Directive: Collect every line in the records below that contains the word "средств".

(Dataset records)
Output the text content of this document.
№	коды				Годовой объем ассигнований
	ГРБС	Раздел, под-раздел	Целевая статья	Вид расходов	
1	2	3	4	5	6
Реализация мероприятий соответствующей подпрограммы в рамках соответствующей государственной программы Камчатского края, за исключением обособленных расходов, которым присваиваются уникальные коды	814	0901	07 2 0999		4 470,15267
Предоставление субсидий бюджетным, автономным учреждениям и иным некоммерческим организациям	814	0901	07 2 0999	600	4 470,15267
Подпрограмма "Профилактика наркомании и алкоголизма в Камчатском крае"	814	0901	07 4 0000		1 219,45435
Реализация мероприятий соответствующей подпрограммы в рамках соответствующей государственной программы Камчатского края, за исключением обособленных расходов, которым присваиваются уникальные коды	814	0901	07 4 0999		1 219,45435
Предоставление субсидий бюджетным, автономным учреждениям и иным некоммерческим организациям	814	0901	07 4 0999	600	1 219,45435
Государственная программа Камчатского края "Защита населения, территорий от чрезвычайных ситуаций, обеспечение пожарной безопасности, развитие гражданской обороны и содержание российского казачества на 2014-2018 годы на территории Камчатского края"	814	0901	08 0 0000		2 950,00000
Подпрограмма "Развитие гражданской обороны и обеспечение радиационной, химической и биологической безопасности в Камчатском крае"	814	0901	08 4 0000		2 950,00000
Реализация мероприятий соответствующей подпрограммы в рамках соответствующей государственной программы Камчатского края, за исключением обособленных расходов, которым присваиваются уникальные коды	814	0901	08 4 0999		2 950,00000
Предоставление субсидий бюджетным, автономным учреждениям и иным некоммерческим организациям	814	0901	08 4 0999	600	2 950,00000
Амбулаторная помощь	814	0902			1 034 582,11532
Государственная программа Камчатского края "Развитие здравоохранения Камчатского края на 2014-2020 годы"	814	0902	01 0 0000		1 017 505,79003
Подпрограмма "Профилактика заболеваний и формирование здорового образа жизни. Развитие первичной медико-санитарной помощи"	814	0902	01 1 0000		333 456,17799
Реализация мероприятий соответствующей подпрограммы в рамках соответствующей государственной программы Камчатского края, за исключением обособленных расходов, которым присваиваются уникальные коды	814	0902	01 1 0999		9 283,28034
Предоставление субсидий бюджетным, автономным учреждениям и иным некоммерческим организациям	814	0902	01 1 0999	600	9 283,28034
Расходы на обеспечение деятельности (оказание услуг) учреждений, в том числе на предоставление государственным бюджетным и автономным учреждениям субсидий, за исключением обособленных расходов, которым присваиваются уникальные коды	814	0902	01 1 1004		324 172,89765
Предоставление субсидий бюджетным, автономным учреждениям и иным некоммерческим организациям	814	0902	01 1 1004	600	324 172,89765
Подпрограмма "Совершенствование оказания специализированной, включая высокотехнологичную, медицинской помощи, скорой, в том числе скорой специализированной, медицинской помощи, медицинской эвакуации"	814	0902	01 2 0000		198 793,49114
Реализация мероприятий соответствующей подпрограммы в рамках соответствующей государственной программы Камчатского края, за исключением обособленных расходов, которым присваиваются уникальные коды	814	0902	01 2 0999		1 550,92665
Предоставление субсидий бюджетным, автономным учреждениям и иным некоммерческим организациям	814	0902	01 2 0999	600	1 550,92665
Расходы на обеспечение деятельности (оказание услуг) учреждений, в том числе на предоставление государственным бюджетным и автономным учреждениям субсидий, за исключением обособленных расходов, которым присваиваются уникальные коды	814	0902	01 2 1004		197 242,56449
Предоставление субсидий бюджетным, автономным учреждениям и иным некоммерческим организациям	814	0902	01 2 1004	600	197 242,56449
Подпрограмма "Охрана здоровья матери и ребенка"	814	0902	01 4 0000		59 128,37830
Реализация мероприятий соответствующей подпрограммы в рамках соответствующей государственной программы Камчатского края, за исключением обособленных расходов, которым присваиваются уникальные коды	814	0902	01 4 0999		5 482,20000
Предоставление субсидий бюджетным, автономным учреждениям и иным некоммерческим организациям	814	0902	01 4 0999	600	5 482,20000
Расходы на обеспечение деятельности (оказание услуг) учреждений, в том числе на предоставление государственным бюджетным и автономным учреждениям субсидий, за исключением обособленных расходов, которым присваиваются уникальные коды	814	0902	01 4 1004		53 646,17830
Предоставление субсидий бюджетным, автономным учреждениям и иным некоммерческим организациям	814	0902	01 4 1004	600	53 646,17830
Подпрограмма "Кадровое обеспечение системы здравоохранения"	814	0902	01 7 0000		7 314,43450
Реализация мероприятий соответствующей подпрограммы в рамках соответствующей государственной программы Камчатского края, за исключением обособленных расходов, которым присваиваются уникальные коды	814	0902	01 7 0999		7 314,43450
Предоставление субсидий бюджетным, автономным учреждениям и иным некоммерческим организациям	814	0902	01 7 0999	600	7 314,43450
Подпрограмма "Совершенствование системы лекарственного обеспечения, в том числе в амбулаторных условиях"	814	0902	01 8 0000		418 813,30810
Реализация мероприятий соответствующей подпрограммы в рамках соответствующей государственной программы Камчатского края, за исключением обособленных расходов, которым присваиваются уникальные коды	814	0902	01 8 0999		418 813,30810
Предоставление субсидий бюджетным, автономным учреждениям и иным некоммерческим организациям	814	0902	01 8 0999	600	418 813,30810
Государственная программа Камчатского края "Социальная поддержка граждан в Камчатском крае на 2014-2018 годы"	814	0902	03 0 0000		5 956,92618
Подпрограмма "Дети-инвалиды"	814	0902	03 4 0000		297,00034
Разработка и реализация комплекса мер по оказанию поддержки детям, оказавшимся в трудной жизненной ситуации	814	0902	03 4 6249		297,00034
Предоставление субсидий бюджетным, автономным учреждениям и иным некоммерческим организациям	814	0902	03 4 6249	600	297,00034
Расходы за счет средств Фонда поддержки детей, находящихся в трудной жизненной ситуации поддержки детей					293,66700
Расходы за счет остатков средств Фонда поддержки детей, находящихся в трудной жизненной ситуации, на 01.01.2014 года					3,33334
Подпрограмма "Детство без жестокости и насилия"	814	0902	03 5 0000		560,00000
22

Reply to the task:
Расходы за счет средств Фонда поддержки детей, находящихся в трудной жизненной ситуации поддержки детей					293,66700
Расходы за счет остатков средств Фонда поддержки детей, находящихся в трудной жизненной ситуации, на 01.01.2014 года					3,33334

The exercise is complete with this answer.